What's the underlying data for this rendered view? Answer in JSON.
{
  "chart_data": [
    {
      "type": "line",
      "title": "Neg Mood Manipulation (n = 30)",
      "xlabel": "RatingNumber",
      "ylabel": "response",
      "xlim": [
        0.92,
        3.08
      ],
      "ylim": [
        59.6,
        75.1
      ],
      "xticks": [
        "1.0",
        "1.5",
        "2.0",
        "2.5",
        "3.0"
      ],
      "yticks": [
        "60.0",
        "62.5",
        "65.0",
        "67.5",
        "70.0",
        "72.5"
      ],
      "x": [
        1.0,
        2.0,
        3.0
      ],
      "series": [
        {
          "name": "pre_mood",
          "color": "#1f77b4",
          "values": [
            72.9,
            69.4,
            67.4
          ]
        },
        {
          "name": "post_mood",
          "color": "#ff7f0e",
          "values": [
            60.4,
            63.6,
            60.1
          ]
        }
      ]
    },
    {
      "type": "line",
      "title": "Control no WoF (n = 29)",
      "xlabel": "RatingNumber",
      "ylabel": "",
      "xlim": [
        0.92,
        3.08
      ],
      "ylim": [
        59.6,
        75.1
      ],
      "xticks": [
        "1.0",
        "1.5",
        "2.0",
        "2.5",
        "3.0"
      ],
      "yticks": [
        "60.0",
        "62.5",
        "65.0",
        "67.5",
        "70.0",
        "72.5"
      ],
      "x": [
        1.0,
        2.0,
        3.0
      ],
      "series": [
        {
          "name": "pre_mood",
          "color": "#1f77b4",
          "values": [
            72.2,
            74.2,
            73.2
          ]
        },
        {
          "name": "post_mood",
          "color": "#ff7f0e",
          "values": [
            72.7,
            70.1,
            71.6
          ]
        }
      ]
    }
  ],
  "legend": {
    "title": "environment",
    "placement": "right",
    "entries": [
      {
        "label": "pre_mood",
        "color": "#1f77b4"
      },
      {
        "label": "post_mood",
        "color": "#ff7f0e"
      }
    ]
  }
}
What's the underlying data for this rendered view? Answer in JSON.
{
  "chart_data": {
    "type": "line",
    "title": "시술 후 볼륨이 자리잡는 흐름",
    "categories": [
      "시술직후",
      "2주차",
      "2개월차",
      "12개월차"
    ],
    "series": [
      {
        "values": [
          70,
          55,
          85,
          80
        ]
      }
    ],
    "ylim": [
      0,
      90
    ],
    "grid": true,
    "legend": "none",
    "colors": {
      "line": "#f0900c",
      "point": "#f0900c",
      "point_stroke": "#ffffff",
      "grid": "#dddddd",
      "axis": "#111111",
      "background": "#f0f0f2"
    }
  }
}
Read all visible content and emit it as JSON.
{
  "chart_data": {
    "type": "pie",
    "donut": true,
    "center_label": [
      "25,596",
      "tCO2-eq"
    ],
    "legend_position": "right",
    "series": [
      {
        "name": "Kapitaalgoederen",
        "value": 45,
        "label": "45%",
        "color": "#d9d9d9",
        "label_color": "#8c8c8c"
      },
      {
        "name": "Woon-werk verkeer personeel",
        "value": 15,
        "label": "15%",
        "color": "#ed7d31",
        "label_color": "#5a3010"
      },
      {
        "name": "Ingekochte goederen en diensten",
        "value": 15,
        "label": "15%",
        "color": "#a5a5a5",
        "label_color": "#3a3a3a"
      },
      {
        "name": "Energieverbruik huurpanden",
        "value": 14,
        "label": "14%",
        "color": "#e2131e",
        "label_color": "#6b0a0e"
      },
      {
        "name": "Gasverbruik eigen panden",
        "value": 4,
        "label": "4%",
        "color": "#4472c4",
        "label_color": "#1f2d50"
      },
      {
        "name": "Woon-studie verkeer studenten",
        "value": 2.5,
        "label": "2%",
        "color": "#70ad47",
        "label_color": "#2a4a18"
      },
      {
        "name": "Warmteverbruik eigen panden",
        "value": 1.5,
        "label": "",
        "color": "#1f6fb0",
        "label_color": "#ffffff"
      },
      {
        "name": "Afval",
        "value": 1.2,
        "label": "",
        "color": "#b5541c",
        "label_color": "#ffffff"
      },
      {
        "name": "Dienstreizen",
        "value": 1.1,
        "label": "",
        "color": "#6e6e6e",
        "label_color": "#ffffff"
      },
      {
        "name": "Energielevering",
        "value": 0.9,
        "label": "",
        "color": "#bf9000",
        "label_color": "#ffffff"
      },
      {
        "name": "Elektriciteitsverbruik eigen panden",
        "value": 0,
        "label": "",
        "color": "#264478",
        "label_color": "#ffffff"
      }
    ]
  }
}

..........

Look through the entries above. Extract each line with the word "eigen".

▸ **WRITTEN RESPONSE**
        "name": "Gasverbruik eigen panden",
        "name": "Warmteverbruik eigen panden",
        "name": "Elektriciteitsverbruik eigen panden",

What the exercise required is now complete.